Material for this task:

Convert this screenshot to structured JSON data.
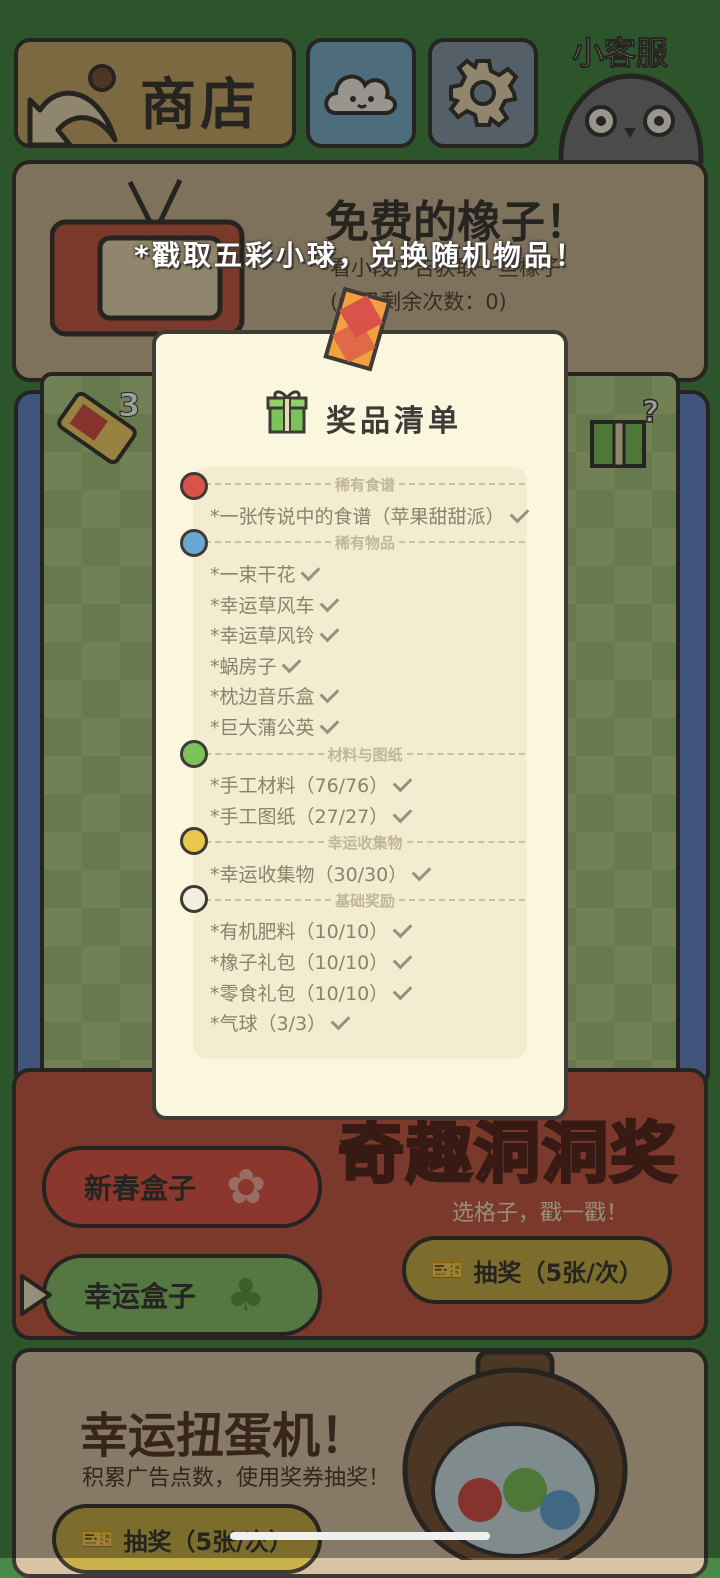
{
  "header": {
    "shop_label": "商店",
    "customer_service_label": "小客服"
  },
  "free_acorn": {
    "title": "免费的橡子！",
    "subtitle": "看小段广告获取一些橡子",
    "remaining": "(今日剩余次数：0)"
  },
  "machine": {
    "ticket_count": "3"
  },
  "overlay": {
    "hint": "*戳取五彩小球，兑换随机物品！",
    "title": "奖品清单",
    "sections": [
      {
        "name": "稀有食谱",
        "color": "#d9534a",
        "items": [
          "*一张传说中的食谱（苹果甜甜派）"
        ]
      },
      {
        "name": "稀有物品",
        "color": "#6aa8d4",
        "items": [
          "*一束干花",
          "*幸运草风车",
          "*幸运草风铃",
          "*蜗房子",
          "*枕边音乐盒",
          "*巨大蒲公英"
        ]
      },
      {
        "name": "材料与图纸",
        "color": "#7cc25a",
        "items": [
          "*手工材料（76/76）",
          "*手工图纸（27/27）"
        ]
      },
      {
        "name": "幸运收集物",
        "color": "#ecc84a",
        "items": [
          "*幸运收集物（30/30）"
        ]
      },
      {
        "name": "基础奖励",
        "color": "#f4eedc",
        "items": [
          "*有机肥料（10/10）",
          "*橡子礼包（10/10）",
          "*零食礼包（10/10）",
          "*气球（3/3）"
        ]
      }
    ]
  },
  "lottery": {
    "title": "奇趣洞洞奖",
    "subtitle": "选格子，戳一戳！",
    "draw_label": "抽奖（5张/次）",
    "spring_box": "新春盒子",
    "lucky_box": "幸运盒子"
  },
  "gacha": {
    "title": "幸运扭蛋机！",
    "subtitle": "积累广告点数，使用奖券抽奖！",
    "draw_label": "抽奖（5张/次）"
  },
  "colors": {
    "accent_red": "#e05a4a",
    "accent_green": "#8ac06a",
    "paper": "#fbf6de"
  }
}
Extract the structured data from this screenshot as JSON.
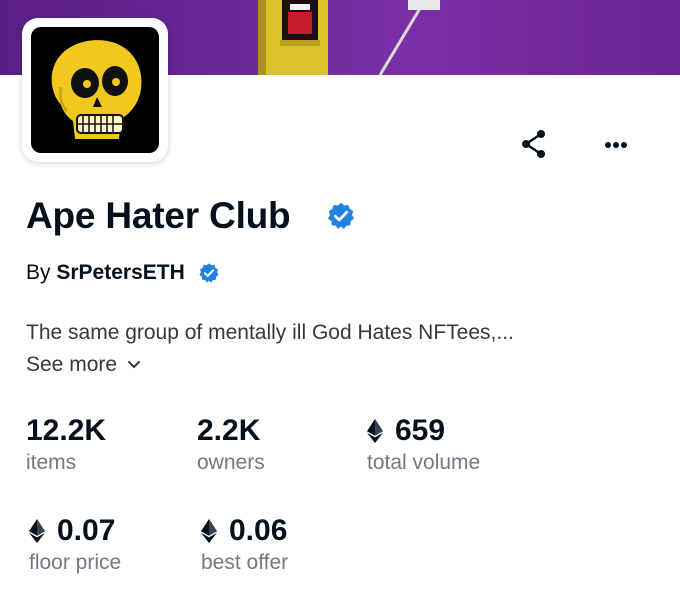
{
  "collection": {
    "name": "Ape Hater Club",
    "creator_prefix": "By",
    "creator": "SrPetersETH",
    "description": "The same group of mentally ill God Hates NFTees,...",
    "see_more": "See more"
  },
  "stats": [
    {
      "value": "12.2K",
      "label": "items",
      "eth": false
    },
    {
      "value": "2.2K",
      "label": "owners",
      "eth": false
    },
    {
      "value": "659",
      "label": "total volume",
      "eth": true
    },
    {
      "value": "0.07",
      "label": "floor price",
      "eth": true
    },
    {
      "value": "0.06",
      "label": "best offer",
      "eth": true
    }
  ],
  "icons": {
    "share": "share-icon",
    "more": "more-horizontal-icon",
    "verified": "verified-badge-icon",
    "eth": "ethereum-icon",
    "chevron": "chevron-down-icon"
  },
  "colors": {
    "banner": "#6b2a9a",
    "verified": "#2081e2",
    "text": "#04111d",
    "muted": "#707a83",
    "skull": "#f0c81e"
  }
}
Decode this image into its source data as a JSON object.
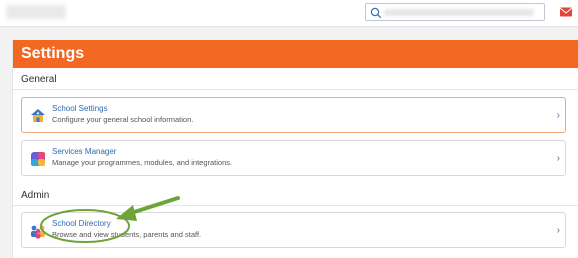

Exercise objective: Give back every line exactly as it stands, pictures excluded.

Exercise result:
Convert this screenshot to structured JSON data.
{
  "header": {
    "shop_label": "商店",
    "customer_service_label": "小客服"
  },
  "free_acorn": {
    "title": "免费的橡子！",
    "subtitle": "看小段广告获取一些橡子",
    "remaining": "(今日剩余次数：0)"
  },
  "machine": {
    "ticket_count": "3"
  },
  "overlay": {
    "hint": "*戳取五彩小球，兑换随机物品！",
    "title": "奖品清单",
    "sections": [
      {
        "name": "稀有食谱",
        "color": "#d9534a",
        "items": [
          "*一张传说中的食谱（苹果甜甜派）"
        ]
      },
      {
        "name": "稀有物品",
        "color": "#6aa8d4",
        "items": [
          "*一束干花",
          "*幸运草风车",
          "*幸运草风铃",
          "*蜗房子",
          "*枕边音乐盒",
          "*巨大蒲公英"
        ]
      },
      {
        "name": "材料与图纸",
        "color": "#7cc25a",
        "items": [
          "*手工材料（76/76）",
          "*手工图纸（27/27）"
        ]
      },
      {
        "name": "幸运收集物",
        "color": "#ecc84a",
        "items": [
          "*幸运收集物（30/30）"
        ]
      },
      {
        "name": "基础奖励",
        "color": "#f4eedc",
        "items": [
          "*有机肥料（10/10）",
          "*橡子礼包（10/10）",
          "*零食礼包（10/10）",
          "*气球（3/3）"
        ]
      }
    ]
  },
  "lottery": {
    "title": "奇趣洞洞奖",
    "subtitle": "选格子，戳一戳！",
    "draw_label": "抽奖（5张/次）",
    "spring_box": "新春盒子",
    "lucky_box": "幸运盒子"
  },
  "gacha": {
    "title": "幸运扭蛋机！",
    "subtitle": "积累广告点数，使用奖券抽奖！",
    "draw_label": "抽奖（5张/次）"
  },
  "colors": {
    "accent_red": "#e05a4a",
    "accent_green": "#8ac06a",
    "paper": "#fbf6de"
  }
}
Extract the structured data from this screenshot as JSON.
{
  "collection": {
    "name": "Ape Hater Club",
    "creator_prefix": "By",
    "creator": "SrPetersETH",
    "description": "The same group of mentally ill God Hates NFTees,...",
    "see_more": "See more"
  },
  "stats": [
    {
      "value": "12.2K",
      "label": "items",
      "eth": false
    },
    {
      "value": "2.2K",
      "label": "owners",
      "eth": false
    },
    {
      "value": "659",
      "label": "total volume",
      "eth": true
    },
    {
      "value": "0.07",
      "label": "floor price",
      "eth": true
    },
    {
      "value": "0.06",
      "label": "best offer",
      "eth": true
    }
  ],
  "icons": {
    "share": "share-icon",
    "more": "more-horizontal-icon",
    "verified": "verified-badge-icon",
    "eth": "ethereum-icon",
    "chevron": "chevron-down-icon"
  },
  "colors": {
    "banner": "#6b2a9a",
    "verified": "#2081e2",
    "text": "#04111d",
    "muted": "#707a83",
    "skull": "#f0c81e"
  }
}
Decode this image into its source data as a JSON object.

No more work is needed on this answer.